(Collected data)
-- BEGIN --
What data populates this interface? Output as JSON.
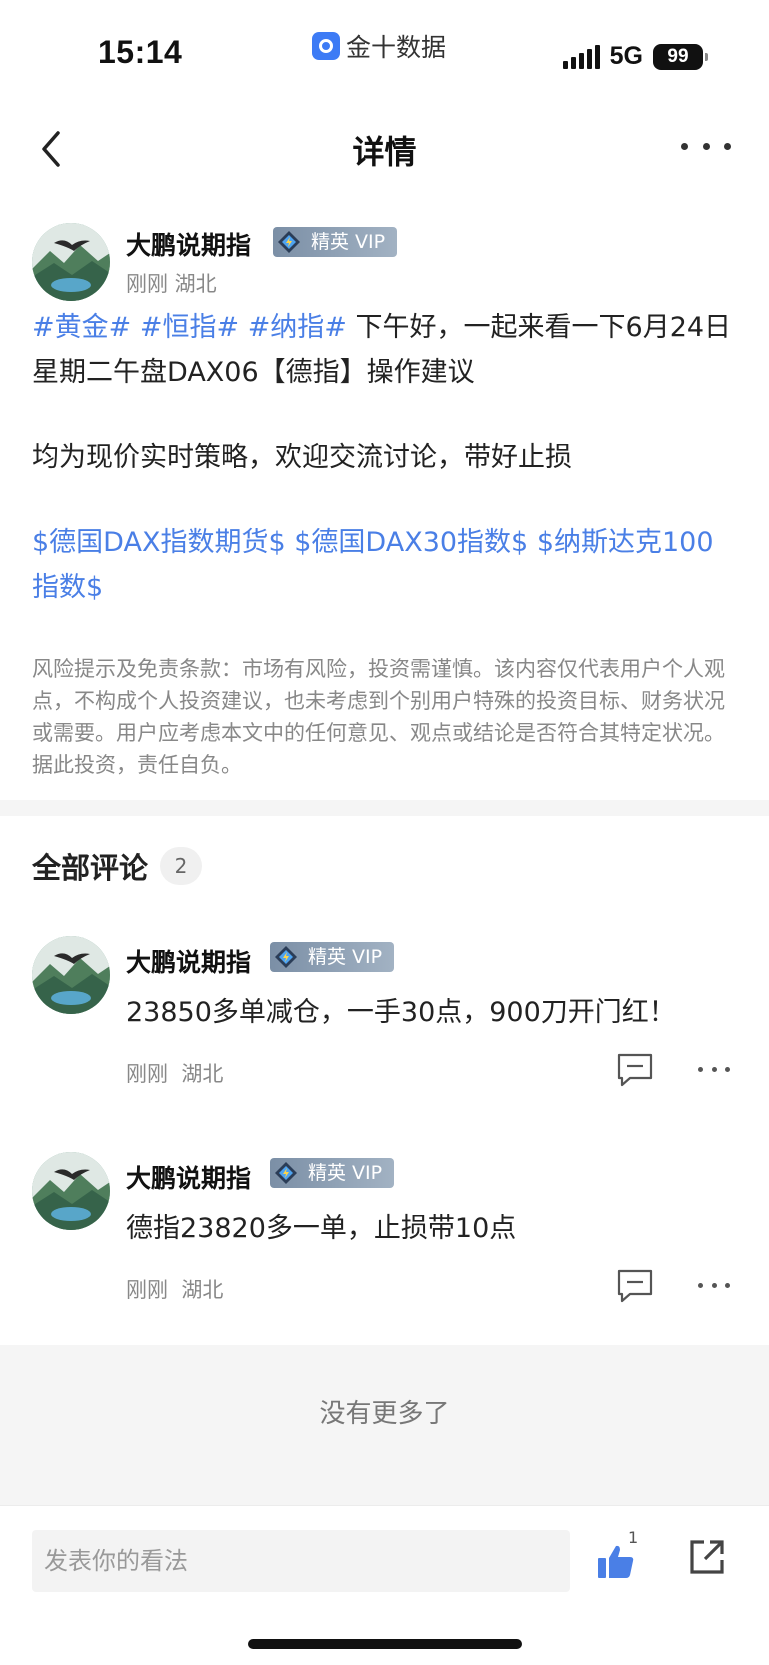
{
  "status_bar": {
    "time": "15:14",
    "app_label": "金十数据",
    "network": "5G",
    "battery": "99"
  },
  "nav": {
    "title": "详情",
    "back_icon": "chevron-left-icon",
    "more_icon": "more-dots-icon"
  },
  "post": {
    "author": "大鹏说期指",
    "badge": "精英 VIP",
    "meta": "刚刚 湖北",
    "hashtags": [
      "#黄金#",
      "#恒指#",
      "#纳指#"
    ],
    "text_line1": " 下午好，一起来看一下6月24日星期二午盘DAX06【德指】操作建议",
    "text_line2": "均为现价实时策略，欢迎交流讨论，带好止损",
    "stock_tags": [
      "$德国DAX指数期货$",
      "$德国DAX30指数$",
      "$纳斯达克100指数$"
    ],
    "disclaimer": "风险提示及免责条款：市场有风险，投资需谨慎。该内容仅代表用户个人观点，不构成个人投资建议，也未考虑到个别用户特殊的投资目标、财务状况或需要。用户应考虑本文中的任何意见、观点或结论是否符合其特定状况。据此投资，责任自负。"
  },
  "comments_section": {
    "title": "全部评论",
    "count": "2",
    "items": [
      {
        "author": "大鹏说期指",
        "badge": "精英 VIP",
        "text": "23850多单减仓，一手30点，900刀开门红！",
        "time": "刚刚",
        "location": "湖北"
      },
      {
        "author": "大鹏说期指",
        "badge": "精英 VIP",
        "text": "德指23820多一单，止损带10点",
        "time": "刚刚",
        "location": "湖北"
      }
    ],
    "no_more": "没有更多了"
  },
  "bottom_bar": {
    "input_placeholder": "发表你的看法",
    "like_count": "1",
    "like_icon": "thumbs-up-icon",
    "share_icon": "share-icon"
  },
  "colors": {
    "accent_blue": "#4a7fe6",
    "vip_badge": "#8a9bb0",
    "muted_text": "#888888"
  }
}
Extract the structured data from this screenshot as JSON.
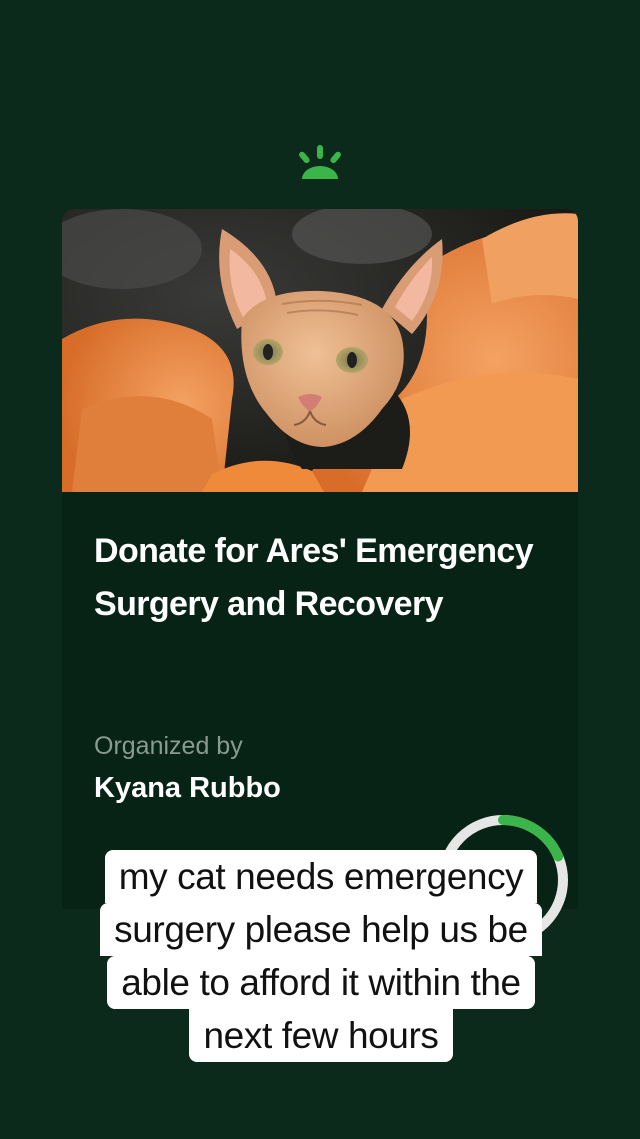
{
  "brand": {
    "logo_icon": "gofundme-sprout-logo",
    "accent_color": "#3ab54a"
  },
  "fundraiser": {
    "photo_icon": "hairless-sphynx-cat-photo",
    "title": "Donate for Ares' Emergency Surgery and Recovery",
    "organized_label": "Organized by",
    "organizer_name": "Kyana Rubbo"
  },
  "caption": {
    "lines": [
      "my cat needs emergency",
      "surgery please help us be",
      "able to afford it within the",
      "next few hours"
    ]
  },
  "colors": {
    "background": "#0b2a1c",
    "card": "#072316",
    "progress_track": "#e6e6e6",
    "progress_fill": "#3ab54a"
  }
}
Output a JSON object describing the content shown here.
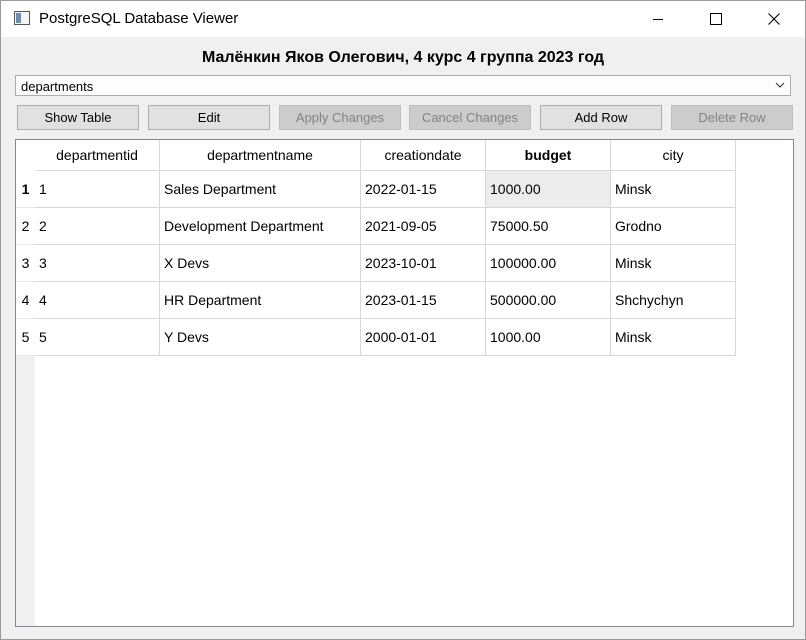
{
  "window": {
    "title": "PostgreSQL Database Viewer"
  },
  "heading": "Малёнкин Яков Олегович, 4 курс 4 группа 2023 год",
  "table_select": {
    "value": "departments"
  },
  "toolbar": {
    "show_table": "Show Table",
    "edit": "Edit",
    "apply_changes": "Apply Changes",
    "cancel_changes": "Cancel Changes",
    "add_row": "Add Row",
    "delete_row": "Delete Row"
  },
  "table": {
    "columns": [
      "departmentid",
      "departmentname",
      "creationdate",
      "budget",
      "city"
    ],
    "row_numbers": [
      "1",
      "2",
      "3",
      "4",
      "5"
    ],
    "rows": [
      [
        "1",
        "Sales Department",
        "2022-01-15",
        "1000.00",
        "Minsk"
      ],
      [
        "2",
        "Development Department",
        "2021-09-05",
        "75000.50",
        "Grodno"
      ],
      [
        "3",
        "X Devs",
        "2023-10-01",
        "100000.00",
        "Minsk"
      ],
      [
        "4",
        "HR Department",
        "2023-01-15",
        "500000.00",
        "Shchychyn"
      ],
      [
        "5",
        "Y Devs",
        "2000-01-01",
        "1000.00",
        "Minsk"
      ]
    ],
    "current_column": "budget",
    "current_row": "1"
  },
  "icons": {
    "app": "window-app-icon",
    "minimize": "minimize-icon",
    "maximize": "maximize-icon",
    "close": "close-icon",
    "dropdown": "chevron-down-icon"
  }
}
-- END --
**PROBLEM TO WORK ON**
Return the entries unchanged, save for the pictures, which do not belong in the copy.

**RESPONSE FOR THIS EXERCISE**
What data populates this interface? Output as JSON.
{
  "status_bar": {
    "time": "15:14",
    "app_label": "金十数据",
    "network": "5G",
    "battery": "99"
  },
  "nav": {
    "title": "详情",
    "back_icon": "chevron-left-icon",
    "more_icon": "more-dots-icon"
  },
  "post": {
    "author": "大鹏说期指",
    "badge": "精英 VIP",
    "meta": "刚刚 湖北",
    "hashtags": [
      "#黄金#",
      "#恒指#",
      "#纳指#"
    ],
    "text_line1": " 下午好，一起来看一下6月24日星期二午盘DAX06【德指】操作建议",
    "text_line2": "均为现价实时策略，欢迎交流讨论，带好止损",
    "stock_tags": [
      "$德国DAX指数期货$",
      "$德国DAX30指数$",
      "$纳斯达克100指数$"
    ],
    "disclaimer": "风险提示及免责条款：市场有风险，投资需谨慎。该内容仅代表用户个人观点，不构成个人投资建议，也未考虑到个别用户特殊的投资目标、财务状况或需要。用户应考虑本文中的任何意见、观点或结论是否符合其特定状况。据此投资，责任自负。"
  },
  "comments_section": {
    "title": "全部评论",
    "count": "2",
    "items": [
      {
        "author": "大鹏说期指",
        "badge": "精英 VIP",
        "text": "23850多单减仓，一手30点，900刀开门红！",
        "time": "刚刚",
        "location": "湖北"
      },
      {
        "author": "大鹏说期指",
        "badge": "精英 VIP",
        "text": "德指23820多一单，止损带10点",
        "time": "刚刚",
        "location": "湖北"
      }
    ],
    "no_more": "没有更多了"
  },
  "bottom_bar": {
    "input_placeholder": "发表你的看法",
    "like_count": "1",
    "like_icon": "thumbs-up-icon",
    "share_icon": "share-icon"
  },
  "colors": {
    "accent_blue": "#4a7fe6",
    "vip_badge": "#8a9bb0",
    "muted_text": "#888888"
  }
}
Extract the structured data from this screenshot as JSON.
{
  "brand": {
    "logo_icon": "gofundme-sprout-logo",
    "accent_color": "#3ab54a"
  },
  "fundraiser": {
    "photo_icon": "hairless-sphynx-cat-photo",
    "title": "Donate for Ares' Emergency Surgery and Recovery",
    "organized_label": "Organized by",
    "organizer_name": "Kyana Rubbo"
  },
  "caption": {
    "lines": [
      "my cat needs emergency",
      "surgery please help us be",
      "able to afford it within the",
      "next few hours"
    ]
  },
  "colors": {
    "background": "#0b2a1c",
    "card": "#072316",
    "progress_track": "#e6e6e6",
    "progress_fill": "#3ab54a"
  }
}
Output a JSON object describing the content shown here.
{
  "window": {
    "title": "PostgreSQL Database Viewer"
  },
  "heading": "Малёнкин Яков Олегович, 4 курс 4 группа 2023 год",
  "table_select": {
    "value": "departments"
  },
  "toolbar": {
    "show_table": "Show Table",
    "edit": "Edit",
    "apply_changes": "Apply Changes",
    "cancel_changes": "Cancel Changes",
    "add_row": "Add Row",
    "delete_row": "Delete Row"
  },
  "table": {
    "columns": [
      "departmentid",
      "departmentname",
      "creationdate",
      "budget",
      "city"
    ],
    "row_numbers": [
      "1",
      "2",
      "3",
      "4",
      "5"
    ],
    "rows": [
      [
        "1",
        "Sales Department",
        "2022-01-15",
        "1000.00",
        "Minsk"
      ],
      [
        "2",
        "Development Department",
        "2021-09-05",
        "75000.50",
        "Grodno"
      ],
      [
        "3",
        "X Devs",
        "2023-10-01",
        "100000.00",
        "Minsk"
      ],
      [
        "4",
        "HR Department",
        "2023-01-15",
        "500000.00",
        "Shchychyn"
      ],
      [
        "5",
        "Y Devs",
        "2000-01-01",
        "1000.00",
        "Minsk"
      ]
    ],
    "current_column": "budget",
    "current_row": "1"
  },
  "icons": {
    "app": "window-app-icon",
    "minimize": "minimize-icon",
    "maximize": "maximize-icon",
    "close": "close-icon",
    "dropdown": "chevron-down-icon"
  }
}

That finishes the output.